Scan the following material for the string "true" and copy each line in which it appears.

→ **RECORDS FOR THIS EXERCISE**
──────
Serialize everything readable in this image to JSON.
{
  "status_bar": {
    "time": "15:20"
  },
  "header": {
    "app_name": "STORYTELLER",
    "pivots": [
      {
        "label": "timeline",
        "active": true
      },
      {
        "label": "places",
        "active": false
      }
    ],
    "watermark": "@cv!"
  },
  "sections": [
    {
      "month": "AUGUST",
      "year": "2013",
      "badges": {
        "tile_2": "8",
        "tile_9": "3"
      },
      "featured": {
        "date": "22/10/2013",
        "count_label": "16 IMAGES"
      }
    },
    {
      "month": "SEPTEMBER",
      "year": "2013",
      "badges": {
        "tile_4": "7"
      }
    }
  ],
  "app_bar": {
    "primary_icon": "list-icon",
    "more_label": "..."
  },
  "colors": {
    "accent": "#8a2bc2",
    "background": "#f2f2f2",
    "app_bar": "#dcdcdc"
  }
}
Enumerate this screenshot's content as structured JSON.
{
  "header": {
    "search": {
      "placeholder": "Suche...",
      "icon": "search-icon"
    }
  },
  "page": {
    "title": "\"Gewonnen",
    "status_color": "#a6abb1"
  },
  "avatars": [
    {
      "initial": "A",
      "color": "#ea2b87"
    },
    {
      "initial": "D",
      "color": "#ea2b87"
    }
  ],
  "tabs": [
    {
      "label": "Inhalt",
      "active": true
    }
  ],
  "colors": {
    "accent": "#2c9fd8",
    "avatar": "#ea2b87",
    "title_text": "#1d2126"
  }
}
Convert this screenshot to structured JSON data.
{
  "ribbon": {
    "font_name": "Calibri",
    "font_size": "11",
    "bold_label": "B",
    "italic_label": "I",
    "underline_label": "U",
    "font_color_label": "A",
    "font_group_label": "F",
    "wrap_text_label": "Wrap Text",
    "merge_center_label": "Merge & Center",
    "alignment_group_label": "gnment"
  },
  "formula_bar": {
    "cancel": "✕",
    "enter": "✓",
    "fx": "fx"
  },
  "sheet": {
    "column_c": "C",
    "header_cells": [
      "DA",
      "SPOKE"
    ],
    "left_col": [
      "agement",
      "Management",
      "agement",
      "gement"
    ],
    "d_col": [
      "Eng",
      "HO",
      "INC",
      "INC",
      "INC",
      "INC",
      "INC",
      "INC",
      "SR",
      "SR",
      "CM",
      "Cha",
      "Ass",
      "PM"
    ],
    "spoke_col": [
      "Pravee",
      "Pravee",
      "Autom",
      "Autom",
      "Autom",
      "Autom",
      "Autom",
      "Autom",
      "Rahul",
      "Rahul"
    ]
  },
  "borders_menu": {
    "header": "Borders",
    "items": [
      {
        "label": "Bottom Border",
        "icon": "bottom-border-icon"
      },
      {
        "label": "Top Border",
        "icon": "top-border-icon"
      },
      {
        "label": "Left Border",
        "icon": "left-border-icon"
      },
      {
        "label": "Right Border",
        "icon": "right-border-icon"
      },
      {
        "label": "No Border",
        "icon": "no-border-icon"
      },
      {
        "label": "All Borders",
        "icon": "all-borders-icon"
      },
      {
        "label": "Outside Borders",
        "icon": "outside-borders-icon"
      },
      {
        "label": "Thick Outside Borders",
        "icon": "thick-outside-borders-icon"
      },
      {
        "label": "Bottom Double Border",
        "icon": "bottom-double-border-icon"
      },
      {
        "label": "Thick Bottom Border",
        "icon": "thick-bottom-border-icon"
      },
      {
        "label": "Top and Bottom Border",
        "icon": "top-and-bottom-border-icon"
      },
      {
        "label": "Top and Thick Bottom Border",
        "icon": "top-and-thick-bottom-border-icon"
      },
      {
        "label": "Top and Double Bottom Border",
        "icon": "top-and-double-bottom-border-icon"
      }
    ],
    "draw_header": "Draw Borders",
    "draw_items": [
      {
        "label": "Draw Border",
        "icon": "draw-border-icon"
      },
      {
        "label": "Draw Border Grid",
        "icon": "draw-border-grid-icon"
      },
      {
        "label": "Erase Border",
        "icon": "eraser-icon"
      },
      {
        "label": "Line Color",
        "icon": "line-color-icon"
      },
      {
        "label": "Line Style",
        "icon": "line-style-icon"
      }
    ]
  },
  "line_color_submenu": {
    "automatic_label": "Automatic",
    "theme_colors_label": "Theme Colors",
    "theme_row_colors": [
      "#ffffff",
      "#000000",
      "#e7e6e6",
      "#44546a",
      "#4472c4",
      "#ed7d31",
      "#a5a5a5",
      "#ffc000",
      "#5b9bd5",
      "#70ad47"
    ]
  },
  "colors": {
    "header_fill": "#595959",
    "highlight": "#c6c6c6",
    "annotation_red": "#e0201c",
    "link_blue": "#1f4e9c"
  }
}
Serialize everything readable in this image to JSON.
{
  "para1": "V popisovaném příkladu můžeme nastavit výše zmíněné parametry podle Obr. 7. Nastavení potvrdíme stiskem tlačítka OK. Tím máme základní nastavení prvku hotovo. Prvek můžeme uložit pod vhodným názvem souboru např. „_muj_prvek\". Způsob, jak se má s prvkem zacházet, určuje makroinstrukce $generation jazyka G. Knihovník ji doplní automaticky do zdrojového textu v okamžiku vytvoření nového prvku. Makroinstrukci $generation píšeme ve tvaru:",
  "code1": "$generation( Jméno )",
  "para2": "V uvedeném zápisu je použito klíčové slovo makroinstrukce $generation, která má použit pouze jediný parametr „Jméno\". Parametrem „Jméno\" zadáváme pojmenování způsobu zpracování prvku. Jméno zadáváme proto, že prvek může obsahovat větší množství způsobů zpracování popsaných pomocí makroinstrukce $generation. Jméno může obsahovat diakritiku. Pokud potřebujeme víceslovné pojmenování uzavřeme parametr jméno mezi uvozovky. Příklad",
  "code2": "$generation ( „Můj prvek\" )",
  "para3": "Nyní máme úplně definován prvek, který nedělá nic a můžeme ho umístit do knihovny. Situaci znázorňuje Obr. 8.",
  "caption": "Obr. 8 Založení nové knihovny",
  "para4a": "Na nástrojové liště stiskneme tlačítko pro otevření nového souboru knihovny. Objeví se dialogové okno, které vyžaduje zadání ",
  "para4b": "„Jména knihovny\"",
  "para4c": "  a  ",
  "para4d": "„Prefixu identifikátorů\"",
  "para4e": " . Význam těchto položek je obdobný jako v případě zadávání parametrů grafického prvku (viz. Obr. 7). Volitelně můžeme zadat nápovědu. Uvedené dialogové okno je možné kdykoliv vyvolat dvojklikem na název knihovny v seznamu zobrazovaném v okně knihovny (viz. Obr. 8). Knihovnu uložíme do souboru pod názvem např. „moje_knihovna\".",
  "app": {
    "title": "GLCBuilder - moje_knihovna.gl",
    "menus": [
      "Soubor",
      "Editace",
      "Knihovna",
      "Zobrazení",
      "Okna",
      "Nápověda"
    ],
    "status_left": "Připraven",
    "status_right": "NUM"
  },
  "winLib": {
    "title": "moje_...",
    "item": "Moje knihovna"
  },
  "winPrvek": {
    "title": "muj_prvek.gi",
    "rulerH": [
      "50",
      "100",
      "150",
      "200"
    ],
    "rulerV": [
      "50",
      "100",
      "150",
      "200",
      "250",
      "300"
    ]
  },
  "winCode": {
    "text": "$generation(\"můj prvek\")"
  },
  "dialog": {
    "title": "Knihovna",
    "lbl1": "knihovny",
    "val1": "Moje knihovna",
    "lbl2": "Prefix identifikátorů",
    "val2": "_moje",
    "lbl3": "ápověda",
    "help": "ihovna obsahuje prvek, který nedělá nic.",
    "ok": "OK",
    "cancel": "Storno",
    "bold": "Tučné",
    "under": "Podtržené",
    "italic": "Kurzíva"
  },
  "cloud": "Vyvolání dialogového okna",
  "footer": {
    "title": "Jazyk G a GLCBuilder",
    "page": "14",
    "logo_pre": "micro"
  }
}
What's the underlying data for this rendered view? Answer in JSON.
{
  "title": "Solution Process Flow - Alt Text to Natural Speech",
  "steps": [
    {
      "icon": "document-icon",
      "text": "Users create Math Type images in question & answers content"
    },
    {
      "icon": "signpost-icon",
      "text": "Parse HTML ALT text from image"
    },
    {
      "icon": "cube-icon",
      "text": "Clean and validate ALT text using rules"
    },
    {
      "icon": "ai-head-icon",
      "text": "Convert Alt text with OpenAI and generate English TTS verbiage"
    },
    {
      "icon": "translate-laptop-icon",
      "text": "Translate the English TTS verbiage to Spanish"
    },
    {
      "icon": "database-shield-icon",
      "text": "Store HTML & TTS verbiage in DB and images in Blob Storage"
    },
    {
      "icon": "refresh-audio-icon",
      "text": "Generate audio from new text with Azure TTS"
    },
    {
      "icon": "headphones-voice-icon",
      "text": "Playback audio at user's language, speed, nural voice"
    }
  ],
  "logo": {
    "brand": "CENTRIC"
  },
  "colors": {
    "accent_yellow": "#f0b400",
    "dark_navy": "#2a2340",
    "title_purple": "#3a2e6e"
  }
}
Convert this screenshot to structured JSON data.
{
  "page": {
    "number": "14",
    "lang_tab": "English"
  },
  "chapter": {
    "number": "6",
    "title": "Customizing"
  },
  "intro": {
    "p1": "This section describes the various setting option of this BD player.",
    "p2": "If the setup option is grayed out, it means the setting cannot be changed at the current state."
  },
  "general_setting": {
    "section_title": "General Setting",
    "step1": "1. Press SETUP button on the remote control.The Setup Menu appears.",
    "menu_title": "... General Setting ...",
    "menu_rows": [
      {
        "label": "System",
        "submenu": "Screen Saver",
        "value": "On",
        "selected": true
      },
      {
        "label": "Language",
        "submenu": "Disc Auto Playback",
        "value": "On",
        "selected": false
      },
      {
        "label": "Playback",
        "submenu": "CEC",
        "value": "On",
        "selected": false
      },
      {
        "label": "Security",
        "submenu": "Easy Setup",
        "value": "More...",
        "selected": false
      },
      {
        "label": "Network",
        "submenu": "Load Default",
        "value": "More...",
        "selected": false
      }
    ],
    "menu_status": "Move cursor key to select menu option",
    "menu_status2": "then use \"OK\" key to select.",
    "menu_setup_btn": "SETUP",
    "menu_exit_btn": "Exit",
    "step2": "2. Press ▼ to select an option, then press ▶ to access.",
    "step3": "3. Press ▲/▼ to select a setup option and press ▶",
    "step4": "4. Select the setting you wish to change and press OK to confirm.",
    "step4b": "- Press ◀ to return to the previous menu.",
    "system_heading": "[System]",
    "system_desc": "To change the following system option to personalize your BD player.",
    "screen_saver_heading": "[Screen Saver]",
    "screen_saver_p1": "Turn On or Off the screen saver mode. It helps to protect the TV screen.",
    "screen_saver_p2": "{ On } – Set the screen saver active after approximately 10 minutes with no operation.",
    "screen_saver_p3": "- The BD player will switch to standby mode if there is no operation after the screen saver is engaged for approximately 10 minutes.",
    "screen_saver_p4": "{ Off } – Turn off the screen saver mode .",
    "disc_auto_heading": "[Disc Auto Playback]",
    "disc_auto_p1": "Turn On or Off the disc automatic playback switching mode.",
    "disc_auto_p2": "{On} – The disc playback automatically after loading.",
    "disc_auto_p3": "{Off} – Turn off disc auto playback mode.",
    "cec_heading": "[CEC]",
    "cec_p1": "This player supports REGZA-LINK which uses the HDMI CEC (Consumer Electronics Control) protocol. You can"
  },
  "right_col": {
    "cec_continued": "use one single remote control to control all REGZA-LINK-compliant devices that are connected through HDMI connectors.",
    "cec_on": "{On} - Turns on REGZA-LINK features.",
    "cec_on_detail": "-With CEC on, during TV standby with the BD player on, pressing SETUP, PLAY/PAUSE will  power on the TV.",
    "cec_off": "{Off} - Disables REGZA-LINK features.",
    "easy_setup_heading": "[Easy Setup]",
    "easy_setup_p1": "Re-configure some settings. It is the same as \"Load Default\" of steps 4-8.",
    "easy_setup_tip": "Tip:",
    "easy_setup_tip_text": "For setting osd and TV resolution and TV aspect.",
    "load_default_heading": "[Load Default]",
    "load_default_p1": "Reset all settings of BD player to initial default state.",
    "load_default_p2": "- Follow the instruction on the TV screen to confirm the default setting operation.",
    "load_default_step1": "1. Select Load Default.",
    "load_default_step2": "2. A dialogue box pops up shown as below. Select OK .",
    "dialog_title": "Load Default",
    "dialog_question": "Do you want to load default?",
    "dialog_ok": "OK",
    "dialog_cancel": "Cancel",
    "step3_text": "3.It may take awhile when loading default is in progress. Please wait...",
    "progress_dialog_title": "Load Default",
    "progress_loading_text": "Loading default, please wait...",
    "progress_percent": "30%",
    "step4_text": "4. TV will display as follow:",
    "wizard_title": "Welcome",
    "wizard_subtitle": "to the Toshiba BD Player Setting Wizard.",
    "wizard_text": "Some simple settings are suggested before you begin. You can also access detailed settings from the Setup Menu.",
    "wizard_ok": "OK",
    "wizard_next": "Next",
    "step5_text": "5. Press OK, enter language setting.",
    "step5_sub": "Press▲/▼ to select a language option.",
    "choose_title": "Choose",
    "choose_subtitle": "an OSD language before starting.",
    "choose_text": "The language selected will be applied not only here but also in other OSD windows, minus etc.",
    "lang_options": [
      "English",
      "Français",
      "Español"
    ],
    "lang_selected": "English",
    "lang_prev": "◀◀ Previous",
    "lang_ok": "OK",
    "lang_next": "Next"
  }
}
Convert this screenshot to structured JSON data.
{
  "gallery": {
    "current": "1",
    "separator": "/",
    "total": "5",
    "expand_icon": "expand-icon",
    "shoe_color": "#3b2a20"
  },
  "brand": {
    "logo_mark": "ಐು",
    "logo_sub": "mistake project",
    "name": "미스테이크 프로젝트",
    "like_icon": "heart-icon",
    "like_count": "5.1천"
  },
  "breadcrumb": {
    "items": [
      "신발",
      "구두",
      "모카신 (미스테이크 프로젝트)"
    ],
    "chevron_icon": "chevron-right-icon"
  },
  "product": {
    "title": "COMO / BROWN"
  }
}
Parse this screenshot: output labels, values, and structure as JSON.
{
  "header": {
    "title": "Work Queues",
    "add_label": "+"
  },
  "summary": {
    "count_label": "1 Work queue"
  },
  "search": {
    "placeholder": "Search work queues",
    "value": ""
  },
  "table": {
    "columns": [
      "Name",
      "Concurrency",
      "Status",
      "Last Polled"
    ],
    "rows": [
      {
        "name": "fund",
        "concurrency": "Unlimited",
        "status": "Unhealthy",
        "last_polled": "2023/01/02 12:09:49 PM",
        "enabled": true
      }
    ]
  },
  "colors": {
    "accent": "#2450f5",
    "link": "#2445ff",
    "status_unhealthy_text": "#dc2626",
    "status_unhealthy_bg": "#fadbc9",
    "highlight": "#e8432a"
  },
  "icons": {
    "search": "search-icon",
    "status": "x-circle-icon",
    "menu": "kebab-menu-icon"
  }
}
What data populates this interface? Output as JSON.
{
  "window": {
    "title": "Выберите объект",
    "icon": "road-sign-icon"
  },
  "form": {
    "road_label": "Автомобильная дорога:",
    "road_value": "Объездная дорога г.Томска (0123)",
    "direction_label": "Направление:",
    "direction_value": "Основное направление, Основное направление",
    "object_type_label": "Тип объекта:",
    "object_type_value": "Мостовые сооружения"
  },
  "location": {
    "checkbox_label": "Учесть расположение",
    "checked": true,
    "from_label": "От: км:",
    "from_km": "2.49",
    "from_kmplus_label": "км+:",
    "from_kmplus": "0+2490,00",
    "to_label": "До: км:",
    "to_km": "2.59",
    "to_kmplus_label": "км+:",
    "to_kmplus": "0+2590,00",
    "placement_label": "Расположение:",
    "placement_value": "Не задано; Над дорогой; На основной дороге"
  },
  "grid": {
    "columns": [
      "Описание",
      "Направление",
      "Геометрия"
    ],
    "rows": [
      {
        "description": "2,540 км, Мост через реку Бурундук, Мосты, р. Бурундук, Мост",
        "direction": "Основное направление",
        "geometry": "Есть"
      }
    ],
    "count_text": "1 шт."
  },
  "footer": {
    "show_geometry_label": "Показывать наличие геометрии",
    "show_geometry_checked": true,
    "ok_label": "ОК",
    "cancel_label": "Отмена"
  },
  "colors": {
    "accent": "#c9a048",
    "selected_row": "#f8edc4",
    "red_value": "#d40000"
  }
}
──────
→ **TASK RESULT**
        "active": true
      "active": true
        "selected": true
        "enabled": true
    "checked": true,
    "show_geometry_checked": true,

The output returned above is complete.